Items from a dataset:
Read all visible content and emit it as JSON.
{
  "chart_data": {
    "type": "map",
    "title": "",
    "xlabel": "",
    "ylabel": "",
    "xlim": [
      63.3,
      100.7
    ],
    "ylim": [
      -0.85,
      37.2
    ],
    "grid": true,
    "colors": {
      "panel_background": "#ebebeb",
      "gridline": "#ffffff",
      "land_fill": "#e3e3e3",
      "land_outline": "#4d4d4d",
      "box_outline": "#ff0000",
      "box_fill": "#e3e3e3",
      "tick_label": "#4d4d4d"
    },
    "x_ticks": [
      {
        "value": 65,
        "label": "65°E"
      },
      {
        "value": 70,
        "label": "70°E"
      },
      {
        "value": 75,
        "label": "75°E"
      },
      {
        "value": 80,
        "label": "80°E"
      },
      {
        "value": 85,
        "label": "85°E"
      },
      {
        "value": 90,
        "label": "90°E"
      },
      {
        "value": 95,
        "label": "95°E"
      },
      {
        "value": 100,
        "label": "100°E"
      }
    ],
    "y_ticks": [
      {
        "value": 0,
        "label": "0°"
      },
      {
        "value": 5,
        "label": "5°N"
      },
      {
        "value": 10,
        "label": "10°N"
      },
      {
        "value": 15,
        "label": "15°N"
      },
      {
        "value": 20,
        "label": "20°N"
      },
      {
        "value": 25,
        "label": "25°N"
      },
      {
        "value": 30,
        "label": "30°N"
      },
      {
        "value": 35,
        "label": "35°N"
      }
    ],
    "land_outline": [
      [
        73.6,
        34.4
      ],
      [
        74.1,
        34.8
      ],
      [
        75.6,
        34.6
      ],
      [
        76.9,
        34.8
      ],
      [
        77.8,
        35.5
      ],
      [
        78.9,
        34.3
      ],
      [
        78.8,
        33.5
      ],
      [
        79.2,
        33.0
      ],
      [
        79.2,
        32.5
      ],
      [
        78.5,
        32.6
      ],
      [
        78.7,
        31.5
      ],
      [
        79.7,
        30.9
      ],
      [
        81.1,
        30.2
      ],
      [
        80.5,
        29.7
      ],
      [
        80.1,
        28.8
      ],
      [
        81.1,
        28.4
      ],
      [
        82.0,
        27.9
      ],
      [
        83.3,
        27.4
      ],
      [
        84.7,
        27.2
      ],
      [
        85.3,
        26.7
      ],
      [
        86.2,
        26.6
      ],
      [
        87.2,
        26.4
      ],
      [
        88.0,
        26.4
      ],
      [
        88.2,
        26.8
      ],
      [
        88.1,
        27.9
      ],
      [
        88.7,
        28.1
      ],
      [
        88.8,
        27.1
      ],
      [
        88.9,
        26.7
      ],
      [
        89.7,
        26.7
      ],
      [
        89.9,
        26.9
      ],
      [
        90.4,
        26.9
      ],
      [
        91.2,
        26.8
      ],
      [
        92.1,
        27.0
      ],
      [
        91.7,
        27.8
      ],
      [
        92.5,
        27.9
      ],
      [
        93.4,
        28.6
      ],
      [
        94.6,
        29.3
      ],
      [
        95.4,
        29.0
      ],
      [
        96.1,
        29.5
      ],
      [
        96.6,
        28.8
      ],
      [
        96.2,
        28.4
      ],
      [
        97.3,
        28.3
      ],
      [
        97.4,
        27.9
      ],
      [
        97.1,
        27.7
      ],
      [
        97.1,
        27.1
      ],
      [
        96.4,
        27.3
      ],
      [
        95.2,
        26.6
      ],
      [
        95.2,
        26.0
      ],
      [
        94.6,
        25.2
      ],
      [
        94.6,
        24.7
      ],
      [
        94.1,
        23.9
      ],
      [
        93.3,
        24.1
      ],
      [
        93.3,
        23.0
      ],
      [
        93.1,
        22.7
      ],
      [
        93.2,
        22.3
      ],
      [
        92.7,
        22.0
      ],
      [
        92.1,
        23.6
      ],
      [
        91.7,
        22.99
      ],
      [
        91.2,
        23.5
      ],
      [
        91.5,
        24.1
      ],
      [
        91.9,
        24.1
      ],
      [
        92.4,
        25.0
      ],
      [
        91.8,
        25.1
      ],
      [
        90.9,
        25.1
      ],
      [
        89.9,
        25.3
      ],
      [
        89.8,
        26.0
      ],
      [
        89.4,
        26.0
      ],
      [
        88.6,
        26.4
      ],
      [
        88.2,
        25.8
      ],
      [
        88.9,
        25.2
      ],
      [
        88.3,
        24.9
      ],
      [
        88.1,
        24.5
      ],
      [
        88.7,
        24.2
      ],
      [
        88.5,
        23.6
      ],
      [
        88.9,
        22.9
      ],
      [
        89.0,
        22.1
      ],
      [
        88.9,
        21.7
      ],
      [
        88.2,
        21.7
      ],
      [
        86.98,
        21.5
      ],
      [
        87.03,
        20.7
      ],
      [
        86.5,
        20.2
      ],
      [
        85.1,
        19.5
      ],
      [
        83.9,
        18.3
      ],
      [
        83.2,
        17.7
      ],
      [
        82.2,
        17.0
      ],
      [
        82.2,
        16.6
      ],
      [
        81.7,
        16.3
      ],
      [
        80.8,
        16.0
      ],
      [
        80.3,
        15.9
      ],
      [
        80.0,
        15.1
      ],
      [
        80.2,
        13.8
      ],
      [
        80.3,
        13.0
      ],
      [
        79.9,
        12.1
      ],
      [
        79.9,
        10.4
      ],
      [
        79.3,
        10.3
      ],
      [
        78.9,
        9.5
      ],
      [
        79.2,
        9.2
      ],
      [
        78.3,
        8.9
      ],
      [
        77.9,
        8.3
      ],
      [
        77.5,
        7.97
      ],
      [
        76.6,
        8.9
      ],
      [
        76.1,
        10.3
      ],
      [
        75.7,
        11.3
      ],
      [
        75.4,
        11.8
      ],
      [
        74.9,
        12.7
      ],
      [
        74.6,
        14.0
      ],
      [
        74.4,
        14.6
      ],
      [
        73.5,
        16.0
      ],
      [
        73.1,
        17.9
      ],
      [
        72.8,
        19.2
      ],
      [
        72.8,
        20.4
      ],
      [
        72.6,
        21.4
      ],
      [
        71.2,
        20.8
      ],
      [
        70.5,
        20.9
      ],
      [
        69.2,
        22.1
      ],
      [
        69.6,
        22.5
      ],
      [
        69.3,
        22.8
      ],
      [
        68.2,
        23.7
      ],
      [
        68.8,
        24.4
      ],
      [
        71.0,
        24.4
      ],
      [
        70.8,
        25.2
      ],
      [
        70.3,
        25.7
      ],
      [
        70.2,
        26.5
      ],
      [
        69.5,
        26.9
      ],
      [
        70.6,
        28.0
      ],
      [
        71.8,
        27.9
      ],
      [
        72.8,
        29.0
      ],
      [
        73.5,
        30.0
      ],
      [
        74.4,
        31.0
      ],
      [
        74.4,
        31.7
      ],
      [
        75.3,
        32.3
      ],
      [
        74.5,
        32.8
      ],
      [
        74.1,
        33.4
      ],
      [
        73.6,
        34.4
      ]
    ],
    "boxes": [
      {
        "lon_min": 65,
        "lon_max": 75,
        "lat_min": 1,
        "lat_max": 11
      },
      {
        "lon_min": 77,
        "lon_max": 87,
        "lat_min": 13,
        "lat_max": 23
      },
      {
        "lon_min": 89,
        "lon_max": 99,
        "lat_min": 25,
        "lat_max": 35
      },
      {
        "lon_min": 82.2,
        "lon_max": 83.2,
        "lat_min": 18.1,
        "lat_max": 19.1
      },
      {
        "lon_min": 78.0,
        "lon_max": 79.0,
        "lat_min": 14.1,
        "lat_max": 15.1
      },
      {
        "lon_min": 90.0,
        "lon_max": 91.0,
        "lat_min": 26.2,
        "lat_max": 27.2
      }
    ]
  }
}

◆ INSTRUCTIONS TO FOLLOW ◆
Make an exact copy of the records.

◆ ANSWER TO THE TASK ◆
Read all visible content and emit it as JSON.
{
  "chart_data": {
    "type": "map",
    "title": "",
    "xlabel": "",
    "ylabel": "",
    "xlim": [
      63.3,
      100.7
    ],
    "ylim": [
      -0.85,
      37.2
    ],
    "grid": true,
    "colors": {
      "panel_background": "#ebebeb",
      "gridline": "#ffffff",
      "land_fill": "#e3e3e3",
      "land_outline": "#4d4d4d",
      "box_outline": "#ff0000",
      "box_fill": "#e3e3e3",
      "tick_label": "#4d4d4d"
    },
    "x_ticks": [
      {
        "value": 65,
        "label": "65°E"
      },
      {
        "value": 70,
        "label": "70°E"
      },
      {
        "value": 75,
        "label": "75°E"
      },
      {
        "value": 80,
        "label": "80°E"
      },
      {
        "value": 85,
        "label": "85°E"
      },
      {
        "value": 90,
        "label": "90°E"
      },
      {
        "value": 95,
        "label": "95°E"
      },
      {
        "value": 100,
        "label": "100°E"
      }
    ],
    "y_ticks": [
      {
        "value": 0,
        "label": "0°"
      },
      {
        "value": 5,
        "label": "5°N"
      },
      {
        "value": 10,
        "label": "10°N"
      },
      {
        "value": 15,
        "label": "15°N"
      },
      {
        "value": 20,
        "label": "20°N"
      },
      {
        "value": 25,
        "label": "25°N"
      },
      {
        "value": 30,
        "label": "30°N"
      },
      {
        "value": 35,
        "label": "35°N"
      }
    ],
    "land_outline": [
      [
        73.6,
        34.4
      ],
      [
        74.1,
        34.8
      ],
      [
        75.6,
        34.6
      ],
      [
        76.9,
        34.8
      ],
      [
        77.8,
        35.5
      ],
      [
        78.9,
        34.3
      ],
      [
        78.8,
        33.5
      ],
      [
        79.2,
        33.0
      ],
      [
        79.2,
        32.5
      ],
      [
        78.5,
        32.6
      ],
      [
        78.7,
        31.5
      ],
      [
        79.7,
        30.9
      ],
      [
        81.1,
        30.2
      ],
      [
        80.5,
        29.7
      ],
      [
        80.1,
        28.8
      ],
      [
        81.1,
        28.4
      ],
      [
        82.0,
        27.9
      ],
      [
        83.3,
        27.4
      ],
      [
        84.7,
        27.2
      ],
      [
        85.3,
        26.7
      ],
      [
        86.2,
        26.6
      ],
      [
        87.2,
        26.4
      ],
      [
        88.0,
        26.4
      ],
      [
        88.2,
        26.8
      ],
      [
        88.1,
        27.9
      ],
      [
        88.7,
        28.1
      ],
      [
        88.8,
        27.1
      ],
      [
        88.9,
        26.7
      ],
      [
        89.7,
        26.7
      ],
      [
        89.9,
        26.9
      ],
      [
        90.4,
        26.9
      ],
      [
        91.2,
        26.8
      ],
      [
        92.1,
        27.0
      ],
      [
        91.7,
        27.8
      ],
      [
        92.5,
        27.9
      ],
      [
        93.4,
        28.6
      ],
      [
        94.6,
        29.3
      ],
      [
        95.4,
        29.0
      ],
      [
        96.1,
        29.5
      ],
      [
        96.6,
        28.8
      ],
      [
        96.2,
        28.4
      ],
      [
        97.3,
        28.3
      ],
      [
        97.4,
        27.9
      ],
      [
        97.1,
        27.7
      ],
      [
        97.1,
        27.1
      ],
      [
        96.4,
        27.3
      ],
      [
        95.2,
        26.6
      ],
      [
        95.2,
        26.0
      ],
      [
        94.6,
        25.2
      ],
      [
        94.6,
        24.7
      ],
      [
        94.1,
        23.9
      ],
      [
        93.3,
        24.1
      ],
      [
        93.3,
        23.0
      ],
      [
        93.1,
        22.7
      ],
      [
        93.2,
        22.3
      ],
      [
        92.7,
        22.0
      ],
      [
        92.1,
        23.6
      ],
      [
        91.7,
        22.99
      ],
      [
        91.2,
        23.5
      ],
      [
        91.5,
        24.1
      ],
      [
        91.9,
        24.1
      ],
      [
        92.4,
        25.0
      ],
      [
        91.8,
        25.1
      ],
      [
        90.9,
        25.1
      ],
      [
        89.9,
        25.3
      ],
      [
        89.8,
        26.0
      ],
      [
        89.4,
        26.0
      ],
      [
        88.6,
        26.4
      ],
      [
        88.2,
        25.8
      ],
      [
        88.9,
        25.2
      ],
      [
        88.3,
        24.9
      ],
      [
        88.1,
        24.5
      ],
      [
        88.7,
        24.2
      ],
      [
        88.5,
        23.6
      ],
      [
        88.9,
        22.9
      ],
      [
        89.0,
        22.1
      ],
      [
        88.9,
        21.7
      ],
      [
        88.2,
        21.7
      ],
      [
        86.98,
        21.5
      ],
      [
        87.03,
        20.7
      ],
      [
        86.5,
        20.2
      ],
      [
        85.1,
        19.5
      ],
      [
        83.9,
        18.3
      ],
      [
        83.2,
        17.7
      ],
      [
        82.2,
        17.0
      ],
      [
        82.2,
        16.6
      ],
      [
        81.7,
        16.3
      ],
      [
        80.8,
        16.0
      ],
      [
        80.3,
        15.9
      ],
      [
        80.0,
        15.1
      ],
      [
        80.2,
        13.8
      ],
      [
        80.3,
        13.0
      ],
      [
        79.9,
        12.1
      ],
      [
        79.9,
        10.4
      ],
      [
        79.3,
        10.3
      ],
      [
        78.9,
        9.5
      ],
      [
        79.2,
        9.2
      ],
      [
        78.3,
        8.9
      ],
      [
        77.9,
        8.3
      ],
      [
        77.5,
        7.97
      ],
      [
        76.6,
        8.9
      ],
      [
        76.1,
        10.3
      ],
      [
        75.7,
        11.3
      ],
      [
        75.4,
        11.8
      ],
      [
        74.9,
        12.7
      ],
      [
        74.6,
        14.0
      ],
      [
        74.4,
        14.6
      ],
      [
        73.5,
        16.0
      ],
      [
        73.1,
        17.9
      ],
      [
        72.8,
        19.2
      ],
      [
        72.8,
        20.4
      ],
      [
        72.6,
        21.4
      ],
      [
        71.2,
        20.8
      ],
      [
        70.5,
        20.9
      ],
      [
        69.2,
        22.1
      ],
      [
        69.6,
        22.5
      ],
      [
        69.3,
        22.8
      ],
      [
        68.2,
        23.7
      ],
      [
        68.8,
        24.4
      ],
      [
        71.0,
        24.4
      ],
      [
        70.8,
        25.2
      ],
      [
        70.3,
        25.7
      ],
      [
        70.2,
        26.5
      ],
      [
        69.5,
        26.9
      ],
      [
        70.6,
        28.0
      ],
      [
        71.8,
        27.9
      ],
      [
        72.8,
        29.0
      ],
      [
        73.5,
        30.0
      ],
      [
        74.4,
        31.0
      ],
      [
        74.4,
        31.7
      ],
      [
        75.3,
        32.3
      ],
      [
        74.5,
        32.8
      ],
      [
        74.1,
        33.4
      ],
      [
        73.6,
        34.4
      ]
    ],
    "boxes": [
      {
        "lon_min": 65,
        "lon_max": 75,
        "lat_min": 1,
        "lat_max": 11
      },
      {
        "lon_min": 77,
        "lon_max": 87,
        "lat_min": 13,
        "lat_max": 23
      },
      {
        "lon_min": 89,
        "lon_max": 99,
        "lat_min": 25,
        "lat_max": 35
      },
      {
        "lon_min": 82.2,
        "lon_max": 83.2,
        "lat_min": 18.1,
        "lat_max": 19.1
      },
      {
        "lon_min": 78.0,
        "lon_max": 79.0,
        "lat_min": 14.1,
        "lat_max": 15.1
      },
      {
        "lon_min": 90.0,
        "lon_max": 91.0,
        "lat_min": 26.2,
        "lat_max": 27.2
      }
    ]
  }
}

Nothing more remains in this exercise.